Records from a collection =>
==*==
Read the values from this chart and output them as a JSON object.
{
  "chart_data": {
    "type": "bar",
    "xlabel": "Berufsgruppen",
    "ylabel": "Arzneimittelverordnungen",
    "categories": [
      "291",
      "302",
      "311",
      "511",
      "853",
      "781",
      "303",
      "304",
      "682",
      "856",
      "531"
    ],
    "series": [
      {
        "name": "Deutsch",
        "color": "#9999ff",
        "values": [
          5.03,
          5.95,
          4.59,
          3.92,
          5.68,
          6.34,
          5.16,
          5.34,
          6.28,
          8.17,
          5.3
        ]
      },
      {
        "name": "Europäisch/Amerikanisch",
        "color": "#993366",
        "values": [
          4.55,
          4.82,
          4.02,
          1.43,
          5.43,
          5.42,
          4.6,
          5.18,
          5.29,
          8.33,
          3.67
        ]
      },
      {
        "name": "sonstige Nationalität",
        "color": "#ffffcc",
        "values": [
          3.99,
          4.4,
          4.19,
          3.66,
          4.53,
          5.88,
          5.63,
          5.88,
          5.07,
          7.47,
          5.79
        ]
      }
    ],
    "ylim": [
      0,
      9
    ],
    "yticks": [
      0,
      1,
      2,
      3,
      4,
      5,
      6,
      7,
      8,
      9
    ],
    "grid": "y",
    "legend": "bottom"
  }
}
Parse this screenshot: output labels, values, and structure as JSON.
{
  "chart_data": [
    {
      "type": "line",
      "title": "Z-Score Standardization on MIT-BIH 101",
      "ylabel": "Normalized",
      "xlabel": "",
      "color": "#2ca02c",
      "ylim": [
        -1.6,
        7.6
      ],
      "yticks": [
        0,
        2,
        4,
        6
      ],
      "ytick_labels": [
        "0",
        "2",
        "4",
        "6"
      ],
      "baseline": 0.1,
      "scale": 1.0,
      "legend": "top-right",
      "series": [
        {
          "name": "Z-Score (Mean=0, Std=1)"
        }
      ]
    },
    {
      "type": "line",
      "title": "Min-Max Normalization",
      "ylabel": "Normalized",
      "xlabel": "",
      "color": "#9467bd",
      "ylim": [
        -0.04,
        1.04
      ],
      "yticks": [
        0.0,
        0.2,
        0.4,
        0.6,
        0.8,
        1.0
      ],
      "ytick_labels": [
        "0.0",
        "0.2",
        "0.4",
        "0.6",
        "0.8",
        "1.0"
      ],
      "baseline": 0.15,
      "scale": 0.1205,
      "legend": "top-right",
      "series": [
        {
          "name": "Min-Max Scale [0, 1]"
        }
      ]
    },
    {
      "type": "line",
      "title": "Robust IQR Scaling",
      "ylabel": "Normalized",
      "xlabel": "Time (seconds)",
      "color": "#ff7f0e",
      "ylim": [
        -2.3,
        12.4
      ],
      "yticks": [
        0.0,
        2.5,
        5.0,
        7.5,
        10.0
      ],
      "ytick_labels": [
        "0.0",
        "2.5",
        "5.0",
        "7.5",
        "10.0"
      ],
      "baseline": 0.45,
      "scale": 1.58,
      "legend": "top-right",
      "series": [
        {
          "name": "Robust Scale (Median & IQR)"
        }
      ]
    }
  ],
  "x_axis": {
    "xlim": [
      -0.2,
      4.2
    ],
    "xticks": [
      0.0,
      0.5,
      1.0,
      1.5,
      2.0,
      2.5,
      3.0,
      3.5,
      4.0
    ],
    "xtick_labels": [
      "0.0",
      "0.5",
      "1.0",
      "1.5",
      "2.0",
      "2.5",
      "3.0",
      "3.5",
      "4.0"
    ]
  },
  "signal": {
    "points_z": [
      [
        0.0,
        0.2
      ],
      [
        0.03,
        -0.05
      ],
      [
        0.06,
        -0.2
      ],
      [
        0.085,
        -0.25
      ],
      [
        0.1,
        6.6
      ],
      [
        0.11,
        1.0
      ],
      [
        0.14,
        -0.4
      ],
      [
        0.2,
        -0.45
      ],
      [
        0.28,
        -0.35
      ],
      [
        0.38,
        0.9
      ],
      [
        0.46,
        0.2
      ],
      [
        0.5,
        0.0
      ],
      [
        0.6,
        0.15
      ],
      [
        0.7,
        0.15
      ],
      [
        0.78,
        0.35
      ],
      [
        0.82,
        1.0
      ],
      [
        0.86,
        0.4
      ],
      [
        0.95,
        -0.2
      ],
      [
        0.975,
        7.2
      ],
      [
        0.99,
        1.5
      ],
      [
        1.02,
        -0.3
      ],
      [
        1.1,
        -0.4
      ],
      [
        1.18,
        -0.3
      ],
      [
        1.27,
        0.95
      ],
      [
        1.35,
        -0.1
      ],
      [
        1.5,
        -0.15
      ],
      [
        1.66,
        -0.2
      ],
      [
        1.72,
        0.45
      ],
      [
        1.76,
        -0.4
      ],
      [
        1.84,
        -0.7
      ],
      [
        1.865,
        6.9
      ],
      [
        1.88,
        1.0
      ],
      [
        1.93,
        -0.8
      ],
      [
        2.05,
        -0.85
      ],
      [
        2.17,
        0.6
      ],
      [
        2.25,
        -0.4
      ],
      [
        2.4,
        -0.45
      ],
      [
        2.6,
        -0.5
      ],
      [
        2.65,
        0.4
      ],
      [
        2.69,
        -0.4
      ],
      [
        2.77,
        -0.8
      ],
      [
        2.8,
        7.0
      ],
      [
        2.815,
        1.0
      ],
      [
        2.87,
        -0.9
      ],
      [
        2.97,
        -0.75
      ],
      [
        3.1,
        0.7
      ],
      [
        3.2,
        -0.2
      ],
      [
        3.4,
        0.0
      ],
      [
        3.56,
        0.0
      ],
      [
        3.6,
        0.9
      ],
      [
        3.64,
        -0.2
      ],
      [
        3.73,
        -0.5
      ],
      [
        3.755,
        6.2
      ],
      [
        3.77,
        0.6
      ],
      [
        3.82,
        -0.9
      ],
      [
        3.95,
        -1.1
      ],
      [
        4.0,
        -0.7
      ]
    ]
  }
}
==*==
Direction => Write out all the records above again, exactly as they stand.

Exercise output =>
Read the values from this chart and output them as a JSON object.
{
  "chart_data": {
    "type": "bar",
    "xlabel": "Berufsgruppen",
    "ylabel": "Arzneimittelverordnungen",
    "categories": [
      "291",
      "302",
      "311",
      "511",
      "853",
      "781",
      "303",
      "304",
      "682",
      "856",
      "531"
    ],
    "series": [
      {
        "name": "Deutsch",
        "color": "#9999ff",
        "values": [
          5.03,
          5.95,
          4.59,
          3.92,
          5.68,
          6.34,
          5.16,
          5.34,
          6.28,
          8.17,
          5.3
        ]
      },
      {
        "name": "Europäisch/Amerikanisch",
        "color": "#993366",
        "values": [
          4.55,
          4.82,
          4.02,
          1.43,
          5.43,
          5.42,
          4.6,
          5.18,
          5.29,
          8.33,
          3.67
        ]
      },
      {
        "name": "sonstige Nationalität",
        "color": "#ffffcc",
        "values": [
          3.99,
          4.4,
          4.19,
          3.66,
          4.53,
          5.88,
          5.63,
          5.88,
          5.07,
          7.47,
          5.79
        ]
      }
    ],
    "ylim": [
      0,
      9
    ],
    "yticks": [
      0,
      1,
      2,
      3,
      4,
      5,
      6,
      7,
      8,
      9
    ],
    "grid": "y",
    "legend": "bottom"
  }
}
Parse this screenshot: output labels, values, and structure as JSON.
{
  "chart_data": [
    {
      "type": "line",
      "title": "Z-Score Standardization on MIT-BIH 101",
      "ylabel": "Normalized",
      "xlabel": "",
      "color": "#2ca02c",
      "ylim": [
        -1.6,
        7.6
      ],
      "yticks": [
        0,
        2,
        4,
        6
      ],
      "ytick_labels": [
        "0",
        "2",
        "4",
        "6"
      ],
      "baseline": 0.1,
      "scale": 1.0,
      "legend": "top-right",
      "series": [
        {
          "name": "Z-Score (Mean=0, Std=1)"
        }
      ]
    },
    {
      "type": "line",
      "title": "Min-Max Normalization",
      "ylabel": "Normalized",
      "xlabel": "",
      "color": "#9467bd",
      "ylim": [
        -0.04,
        1.04
      ],
      "yticks": [
        0.0,
        0.2,
        0.4,
        0.6,
        0.8,
        1.0
      ],
      "ytick_labels": [
        "0.0",
        "0.2",
        "0.4",
        "0.6",
        "0.8",
        "1.0"
      ],
      "baseline": 0.15,
      "scale": 0.1205,
      "legend": "top-right",
      "series": [
        {
          "name": "Min-Max Scale [0, 1]"
        }
      ]
    },
    {
      "type": "line",
      "title": "Robust IQR Scaling",
      "ylabel": "Normalized",
      "xlabel": "Time (seconds)",
      "color": "#ff7f0e",
      "ylim": [
        -2.3,
        12.4
      ],
      "yticks": [
        0.0,
        2.5,
        5.0,
        7.5,
        10.0
      ],
      "ytick_labels": [
        "0.0",
        "2.5",
        "5.0",
        "7.5",
        "10.0"
      ],
      "baseline": 0.45,
      "scale": 1.58,
      "legend": "top-right",
      "series": [
        {
          "name": "Robust Scale (Median & IQR)"
        }
      ]
    }
  ],
  "x_axis": {
    "xlim": [
      -0.2,
      4.2
    ],
    "xticks": [
      0.0,
      0.5,
      1.0,
      1.5,
      2.0,
      2.5,
      3.0,
      3.5,
      4.0
    ],
    "xtick_labels": [
      "0.0",
      "0.5",
      "1.0",
      "1.5",
      "2.0",
      "2.5",
      "3.0",
      "3.5",
      "4.0"
    ]
  },
  "signal": {
    "points_z": [
      [
        0.0,
        0.2
      ],
      [
        0.03,
        -0.05
      ],
      [
        0.06,
        -0.2
      ],
      [
        0.085,
        -0.25
      ],
      [
        0.1,
        6.6
      ],
      [
        0.11,
        1.0
      ],
      [
        0.14,
        -0.4
      ],
      [
        0.2,
        -0.45
      ],
      [
        0.28,
        -0.35
      ],
      [
        0.38,
        0.9
      ],
      [
        0.46,
        0.2
      ],
      [
        0.5,
        0.0
      ],
      [
        0.6,
        0.15
      ],
      [
        0.7,
        0.15
      ],
      [
        0.78,
        0.35
      ],
      [
        0.82,
        1.0
      ],
      [
        0.86,
        0.4
      ],
      [
        0.95,
        -0.2
      ],
      [
        0.975,
        7.2
      ],
      [
        0.99,
        1.5
      ],
      [
        1.02,
        -0.3
      ],
      [
        1.1,
        -0.4
      ],
      [
        1.18,
        -0.3
      ],
      [
        1.27,
        0.95
      ],
      [
        1.35,
        -0.1
      ],
      [
        1.5,
        -0.15
      ],
      [
        1.66,
        -0.2
      ],
      [
        1.72,
        0.45
      ],
      [
        1.76,
        -0.4
      ],
      [
        1.84,
        -0.7
      ],
      [
        1.865,
        6.9
      ],
      [
        1.88,
        1.0
      ],
      [
        1.93,
        -0.8
      ],
      [
        2.05,
        -0.85
      ],
      [
        2.17,
        0.6
      ],
      [
        2.25,
        -0.4
      ],
      [
        2.4,
        -0.45
      ],
      [
        2.6,
        -0.5
      ],
      [
        2.65,
        0.4
      ],
      [
        2.69,
        -0.4
      ],
      [
        2.77,
        -0.8
      ],
      [
        2.8,
        7.0
      ],
      [
        2.815,
        1.0
      ],
      [
        2.87,
        -0.9
      ],
      [
        2.97,
        -0.75
      ],
      [
        3.1,
        0.7
      ],
      [
        3.2,
        -0.2
      ],
      [
        3.4,
        0.0
      ],
      [
        3.56,
        0.0
      ],
      [
        3.6,
        0.9
      ],
      [
        3.64,
        -0.2
      ],
      [
        3.73,
        -0.5
      ],
      [
        3.755,
        6.2
      ],
      [
        3.77,
        0.6
      ],
      [
        3.82,
        -0.9
      ],
      [
        3.95,
        -1.1
      ],
      [
        4.0,
        -0.7
      ]
    ]
  }
}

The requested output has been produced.